Return only the number of lines that hold "groupements".
......
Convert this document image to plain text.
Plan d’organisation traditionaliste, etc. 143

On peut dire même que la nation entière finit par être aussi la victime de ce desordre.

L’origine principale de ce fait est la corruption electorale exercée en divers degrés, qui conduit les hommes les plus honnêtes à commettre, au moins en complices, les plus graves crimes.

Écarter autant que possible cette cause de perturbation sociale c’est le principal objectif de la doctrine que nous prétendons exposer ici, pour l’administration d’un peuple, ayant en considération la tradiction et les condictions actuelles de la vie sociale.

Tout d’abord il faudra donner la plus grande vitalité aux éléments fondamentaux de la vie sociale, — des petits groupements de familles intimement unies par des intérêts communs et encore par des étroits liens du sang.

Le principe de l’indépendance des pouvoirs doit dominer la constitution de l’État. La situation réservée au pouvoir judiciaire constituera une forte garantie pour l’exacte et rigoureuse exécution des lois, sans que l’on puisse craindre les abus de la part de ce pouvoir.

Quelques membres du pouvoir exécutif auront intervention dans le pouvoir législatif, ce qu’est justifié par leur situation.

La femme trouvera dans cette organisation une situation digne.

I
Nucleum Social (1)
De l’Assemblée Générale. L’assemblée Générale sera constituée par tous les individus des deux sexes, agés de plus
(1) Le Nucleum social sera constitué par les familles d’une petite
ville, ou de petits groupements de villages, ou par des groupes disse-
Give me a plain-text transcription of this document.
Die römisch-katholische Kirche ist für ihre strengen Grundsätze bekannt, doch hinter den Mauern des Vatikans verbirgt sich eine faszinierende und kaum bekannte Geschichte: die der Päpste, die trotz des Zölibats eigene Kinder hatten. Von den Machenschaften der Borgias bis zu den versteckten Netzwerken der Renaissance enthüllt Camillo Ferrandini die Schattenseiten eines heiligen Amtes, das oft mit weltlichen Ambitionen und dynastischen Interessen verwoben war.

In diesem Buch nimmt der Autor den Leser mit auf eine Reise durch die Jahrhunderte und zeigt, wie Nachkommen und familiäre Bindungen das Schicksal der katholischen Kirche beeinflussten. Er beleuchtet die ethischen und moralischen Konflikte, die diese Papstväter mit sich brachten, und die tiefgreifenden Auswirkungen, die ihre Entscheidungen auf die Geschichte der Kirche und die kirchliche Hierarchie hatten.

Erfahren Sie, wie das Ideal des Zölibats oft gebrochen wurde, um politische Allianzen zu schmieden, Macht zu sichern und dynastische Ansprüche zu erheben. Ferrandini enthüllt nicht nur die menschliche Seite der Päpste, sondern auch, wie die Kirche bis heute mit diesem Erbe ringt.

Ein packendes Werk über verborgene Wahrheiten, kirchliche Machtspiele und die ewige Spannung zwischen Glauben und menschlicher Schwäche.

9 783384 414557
......
> **SOLVED PROBLEM**:
2